◆ **To do**
Extract the entries in their exact form.

═══ Data for processing

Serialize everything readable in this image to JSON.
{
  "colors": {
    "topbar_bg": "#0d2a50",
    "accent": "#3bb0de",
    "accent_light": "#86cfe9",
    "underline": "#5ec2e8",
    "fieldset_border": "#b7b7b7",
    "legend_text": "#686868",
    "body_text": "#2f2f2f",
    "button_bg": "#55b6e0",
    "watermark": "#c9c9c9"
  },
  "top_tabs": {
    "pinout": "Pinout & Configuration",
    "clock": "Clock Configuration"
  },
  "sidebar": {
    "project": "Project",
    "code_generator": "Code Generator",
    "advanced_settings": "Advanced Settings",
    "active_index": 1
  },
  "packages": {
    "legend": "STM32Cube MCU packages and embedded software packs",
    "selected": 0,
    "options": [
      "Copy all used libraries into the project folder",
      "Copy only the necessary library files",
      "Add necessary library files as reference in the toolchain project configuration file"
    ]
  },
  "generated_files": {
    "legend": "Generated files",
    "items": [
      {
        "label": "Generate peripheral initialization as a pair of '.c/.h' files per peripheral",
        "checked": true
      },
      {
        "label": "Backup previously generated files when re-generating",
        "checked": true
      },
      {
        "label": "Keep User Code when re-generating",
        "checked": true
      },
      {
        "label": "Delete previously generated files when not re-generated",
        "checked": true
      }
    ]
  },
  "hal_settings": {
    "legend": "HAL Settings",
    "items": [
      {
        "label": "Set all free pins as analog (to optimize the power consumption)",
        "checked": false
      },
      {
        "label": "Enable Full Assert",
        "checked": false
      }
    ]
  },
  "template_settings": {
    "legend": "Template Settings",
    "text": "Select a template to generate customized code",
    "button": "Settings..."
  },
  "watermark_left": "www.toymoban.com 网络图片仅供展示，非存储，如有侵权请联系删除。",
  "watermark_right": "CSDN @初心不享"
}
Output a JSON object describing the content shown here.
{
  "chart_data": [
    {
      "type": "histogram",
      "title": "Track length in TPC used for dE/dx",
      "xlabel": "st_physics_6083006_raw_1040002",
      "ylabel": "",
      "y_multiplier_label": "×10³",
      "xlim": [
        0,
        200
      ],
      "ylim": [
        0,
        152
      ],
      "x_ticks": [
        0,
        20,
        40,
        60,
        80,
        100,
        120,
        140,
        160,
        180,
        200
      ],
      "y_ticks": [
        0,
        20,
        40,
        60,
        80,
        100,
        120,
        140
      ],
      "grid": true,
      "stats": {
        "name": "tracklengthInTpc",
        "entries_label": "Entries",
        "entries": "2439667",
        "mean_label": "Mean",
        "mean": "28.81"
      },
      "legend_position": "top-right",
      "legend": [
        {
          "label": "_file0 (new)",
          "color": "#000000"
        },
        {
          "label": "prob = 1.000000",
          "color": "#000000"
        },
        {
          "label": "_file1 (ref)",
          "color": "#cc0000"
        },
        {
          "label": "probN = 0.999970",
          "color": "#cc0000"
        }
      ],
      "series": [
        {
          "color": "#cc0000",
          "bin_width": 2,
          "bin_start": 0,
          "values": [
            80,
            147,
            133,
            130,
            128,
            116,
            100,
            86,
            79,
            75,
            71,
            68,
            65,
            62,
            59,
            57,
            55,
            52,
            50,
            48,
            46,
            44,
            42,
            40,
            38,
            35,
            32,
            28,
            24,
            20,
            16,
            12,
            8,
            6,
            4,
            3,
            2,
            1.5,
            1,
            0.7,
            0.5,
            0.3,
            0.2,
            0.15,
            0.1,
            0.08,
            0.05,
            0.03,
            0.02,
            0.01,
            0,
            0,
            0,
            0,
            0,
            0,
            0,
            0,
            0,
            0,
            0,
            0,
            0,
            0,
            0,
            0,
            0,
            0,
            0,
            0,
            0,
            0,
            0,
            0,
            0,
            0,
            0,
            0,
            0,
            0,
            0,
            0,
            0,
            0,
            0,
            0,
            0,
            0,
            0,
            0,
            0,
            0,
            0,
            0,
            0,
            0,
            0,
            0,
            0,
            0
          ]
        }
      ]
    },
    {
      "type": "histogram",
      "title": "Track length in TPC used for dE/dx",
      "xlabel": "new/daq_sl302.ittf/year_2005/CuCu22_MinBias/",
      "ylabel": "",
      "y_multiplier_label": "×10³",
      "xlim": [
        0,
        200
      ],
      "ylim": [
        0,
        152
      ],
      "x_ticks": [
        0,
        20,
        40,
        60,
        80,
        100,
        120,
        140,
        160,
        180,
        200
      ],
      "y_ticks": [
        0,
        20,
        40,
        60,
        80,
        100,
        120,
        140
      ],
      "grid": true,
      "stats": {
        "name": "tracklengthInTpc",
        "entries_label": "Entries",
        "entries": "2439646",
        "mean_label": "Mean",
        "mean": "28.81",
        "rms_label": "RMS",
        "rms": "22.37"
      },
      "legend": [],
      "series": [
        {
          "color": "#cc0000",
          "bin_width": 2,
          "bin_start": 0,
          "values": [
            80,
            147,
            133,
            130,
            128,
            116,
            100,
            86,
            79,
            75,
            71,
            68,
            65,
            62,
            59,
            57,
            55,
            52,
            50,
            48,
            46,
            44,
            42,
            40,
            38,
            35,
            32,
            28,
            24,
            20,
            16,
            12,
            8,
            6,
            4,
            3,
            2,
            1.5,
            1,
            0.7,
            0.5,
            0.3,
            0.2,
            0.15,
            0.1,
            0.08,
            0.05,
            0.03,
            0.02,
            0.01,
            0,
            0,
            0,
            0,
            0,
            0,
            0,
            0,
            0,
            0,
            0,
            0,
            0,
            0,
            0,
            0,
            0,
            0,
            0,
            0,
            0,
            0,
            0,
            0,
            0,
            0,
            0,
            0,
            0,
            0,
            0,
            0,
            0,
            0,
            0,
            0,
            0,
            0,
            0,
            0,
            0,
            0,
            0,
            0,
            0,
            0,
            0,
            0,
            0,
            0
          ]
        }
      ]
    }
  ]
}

══════

◆ **Task output**
Serialize everything readable in this image to JSON.
{
  "colors": {
    "topbar_bg": "#0d2a50",
    "accent": "#3bb0de",
    "accent_light": "#86cfe9",
    "underline": "#5ec2e8",
    "fieldset_border": "#b7b7b7",
    "legend_text": "#686868",
    "body_text": "#2f2f2f",
    "button_bg": "#55b6e0",
    "watermark": "#c9c9c9"
  },
  "top_tabs": {
    "pinout": "Pinout & Configuration",
    "clock": "Clock Configuration"
  },
  "sidebar": {
    "project": "Project",
    "code_generator": "Code Generator",
    "advanced_settings": "Advanced Settings",
    "active_index": 1
  },
  "packages": {
    "legend": "STM32Cube MCU packages and embedded software packs",
    "selected": 0,
    "options": [
      "Copy all used libraries into the project folder",
      "Copy only the necessary library files",
      "Add necessary library files as reference in the toolchain project configuration file"
    ]
  },
  "generated_files": {
    "legend": "Generated files",
    "items": [
      {
        "label": "Generate peripheral initialization as a pair of '.c/.h' files per peripheral",
        "checked": true
      },
      {
        "label": "Backup previously generated files when re-generating",
        "checked": true
      },
      {
        "label": "Keep User Code when re-generating",
        "checked": true
      },
      {
        "label": "Delete previously generated files when not re-generated",
        "checked": true
      }
    ]
  },
  "hal_settings": {
    "legend": "HAL Settings",
    "items": [
      {
        "label": "Set all free pins as analog (to optimize the power consumption)",
        "checked": false
      },
      {
        "label": "Enable Full Assert",
        "checked": false
      }
    ]
  },
  "template_settings": {
    "legend": "Template Settings",
    "text": "Select a template to generate customized code",
    "button": "Settings..."
  },
  "watermark_left": "www.toymoban.com 网络图片仅供展示，非存储，如有侵权请联系删除。",
  "watermark_right": "CSDN @初心不享"
}
Output a JSON object describing the content shown here.
{
  "chart_data": [
    {
      "type": "histogram",
      "title": "Track length in TPC used for dE/dx",
      "xlabel": "st_physics_6083006_raw_1040002",
      "ylabel": "",
      "y_multiplier_label": "×10³",
      "xlim": [
        0,
        200
      ],
      "ylim": [
        0,
        152
      ],
      "x_ticks": [
        0,
        20,
        40,
        60,
        80,
        100,
        120,
        140,
        160,
        180,
        200
      ],
      "y_ticks": [
        0,
        20,
        40,
        60,
        80,
        100,
        120,
        140
      ],
      "grid": true,
      "stats": {
        "name": "tracklengthInTpc",
        "entries_label": "Entries",
        "entries": "2439667",
        "mean_label": "Mean",
        "mean": "28.81"
      },
      "legend_position": "top-right",
      "legend": [
        {
          "label": "_file0 (new)",
          "color": "#000000"
        },
        {
          "label": "prob = 1.000000",
          "color": "#000000"
        },
        {
          "label": "_file1 (ref)",
          "color": "#cc0000"
        },
        {
          "label": "probN = 0.999970",
          "color": "#cc0000"
        }
      ],
      "series": [
        {
          "color": "#cc0000",
          "bin_width": 2,
          "bin_start": 0,
          "values": [
            80,
            147,
            133,
            130,
            128,
            116,
            100,
            86,
            79,
            75,
            71,
            68,
            65,
            62,
            59,
            57,
            55,
            52,
            50,
            48,
            46,
            44,
            42,
            40,
            38,
            35,
            32,
            28,
            24,
            20,
            16,
            12,
            8,
            6,
            4,
            3,
            2,
            1.5,
            1,
            0.7,
            0.5,
            0.3,
            0.2,
            0.15,
            0.1,
            0.08,
            0.05,
            0.03,
            0.02,
            0.01,
            0,
            0,
            0,
            0,
            0,
            0,
            0,
            0,
            0,
            0,
            0,
            0,
            0,
            0,
            0,
            0,
            0,
            0,
            0,
            0,
            0,
            0,
            0,
            0,
            0,
            0,
            0,
            0,
            0,
            0,
            0,
            0,
            0,
            0,
            0,
            0,
            0,
            0,
            0,
            0,
            0,
            0,
            0,
            0,
            0,
            0,
            0,
            0,
            0,
            0
          ]
        }
      ]
    },
    {
      "type": "histogram",
      "title": "Track length in TPC used for dE/dx",
      "xlabel": "new/daq_sl302.ittf/year_2005/CuCu22_MinBias/",
      "ylabel": "",
      "y_multiplier_label": "×10³",
      "xlim": [
        0,
        200
      ],
      "ylim": [
        0,
        152
      ],
      "x_ticks": [
        0,
        20,
        40,
        60,
        80,
        100,
        120,
        140,
        160,
        180,
        200
      ],
      "y_ticks": [
        0,
        20,
        40,
        60,
        80,
        100,
        120,
        140
      ],
      "grid": true,
      "stats": {
        "name": "tracklengthInTpc",
        "entries_label": "Entries",
        "entries": "2439646",
        "mean_label": "Mean",
        "mean": "28.81",
        "rms_label": "RMS",
        "rms": "22.37"
      },
      "legend": [],
      "series": [
        {
          "color": "#cc0000",
          "bin_width": 2,
          "bin_start": 0,
          "values": [
            80,
            147,
            133,
            130,
            128,
            116,
            100,
            86,
            79,
            75,
            71,
            68,
            65,
            62,
            59,
            57,
            55,
            52,
            50,
            48,
            46,
            44,
            42,
            40,
            38,
            35,
            32,
            28,
            24,
            20,
            16,
            12,
            8,
            6,
            4,
            3,
            2,
            1.5,
            1,
            0.7,
            0.5,
            0.3,
            0.2,
            0.15,
            0.1,
            0.08,
            0.05,
            0.03,
            0.02,
            0.01,
            0,
            0,
            0,
            0,
            0,
            0,
            0,
            0,
            0,
            0,
            0,
            0,
            0,
            0,
            0,
            0,
            0,
            0,
            0,
            0,
            0,
            0,
            0,
            0,
            0,
            0,
            0,
            0,
            0,
            0,
            0,
            0,
            0,
            0,
            0,
            0,
            0,
            0,
            0,
            0,
            0,
            0,
            0,
            0,
            0,
            0,
            0,
            0,
            0,
            0
          ]
        }
      ]
    }
  ]
}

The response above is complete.